Repeat each record exactly as written, and drop any images.

━━━━

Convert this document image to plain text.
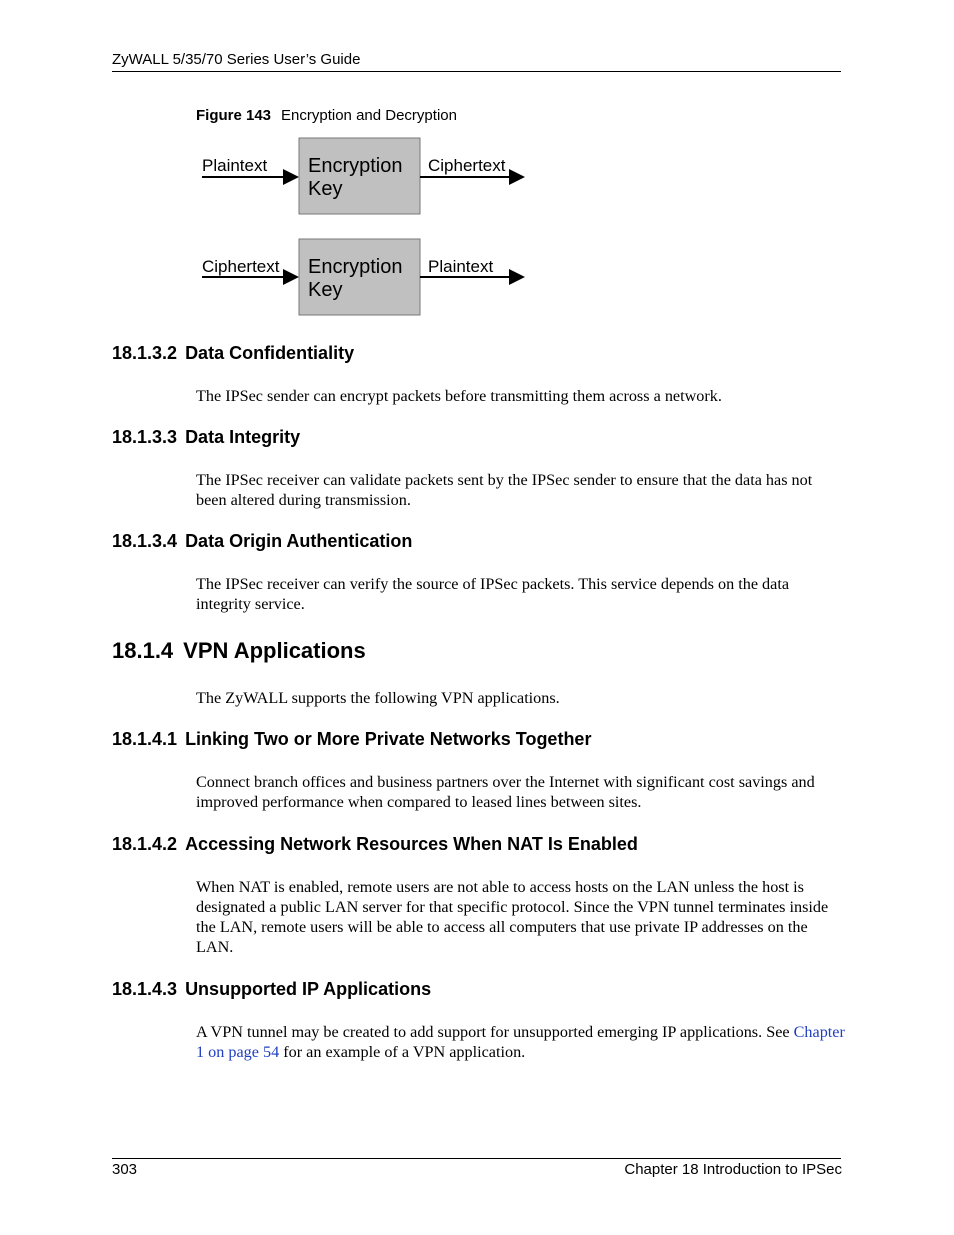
ZyWALL 5/35/70 Series User’s Guide
Figure 143 Encryption and Decryption
Plaintext Encryption
Key
Ciphertext
Ciphertext Encryption
Key
Plaintext
18.1.3.2 Data Confidentiality
The IPSec sender can encrypt packets before transmitting them across a network.
18.1.3.3 Data Integrity
The IPSec receiver can validate packets sent by the IPSec sender to ensure that the data has not been altered during transmission.
18.1.3.4 Data Origin Authentication
The IPSec receiver can verify the source of IPSec packets. This service depends on the data integrity service.
18.1.4 VPN Applications
The ZyWALL supports the following VPN applications.
18.1.4.1 Linking Two or More Private Networks Together
Connect branch offices and business partners over the Internet with significant cost savings and improved performance when compared to leased lines between sites.
18.1.4.2 Accessing Network Resources When NAT Is Enabled
When NAT is enabled, remote users are not able to access hosts on the LAN unless the host is designated a public LAN server for that specific protocol. Since the VPN tunnel terminates inside the LAN, remote users will be able to access all computers that use private IP addresses on the LAN.
18.1.4.3 Unsupported IP Applications
A VPN tunnel may be created to add support for unsupported emerging IP applications. See Chapter 1 on page 54 for an example of a VPN application.
303	Chapter 18 Introduction to IPSec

━━━━

Response to this task:
Convert this document image to plain text.
ZyWALL 5/35/70 Series User’s Guide
Figure 143 Encryption and Decryption
Plaintext Encryption
Key
Ciphertext
Ciphertext Encryption
Key
Plaintext
18.1.3.2 Data Confidentiality
The IPSec sender can encrypt packets before transmitting them across a network.
18.1.3.3 Data Integrity
The IPSec receiver can validate packets sent by the IPSec sender to ensure that the data has not been altered during transmission.
18.1.3.4 Data Origin Authentication
The IPSec receiver can verify the source of IPSec packets. This service depends on the data integrity service.
18.1.4 VPN Applications
The ZyWALL supports the following VPN applications.
18.1.4.1 Linking Two or More Private Networks Together
Connect branch offices and business partners over the Internet with significant cost savings and improved performance when compared to leased lines between sites.
18.1.4.2 Accessing Network Resources When NAT Is Enabled
When NAT is enabled, remote users are not able to access hosts on the LAN unless the host is designated a public LAN server for that specific protocol. Since the VPN tunnel terminates inside the LAN, remote users will be able to access all computers that use private IP addresses on the LAN.
18.1.4.3 Unsupported IP Applications
A VPN tunnel may be created to add support for unsupported emerging IP applications. See Chapter 1 on page 54 for an example of a VPN application.
303	Chapter 18 Introduction to IPSec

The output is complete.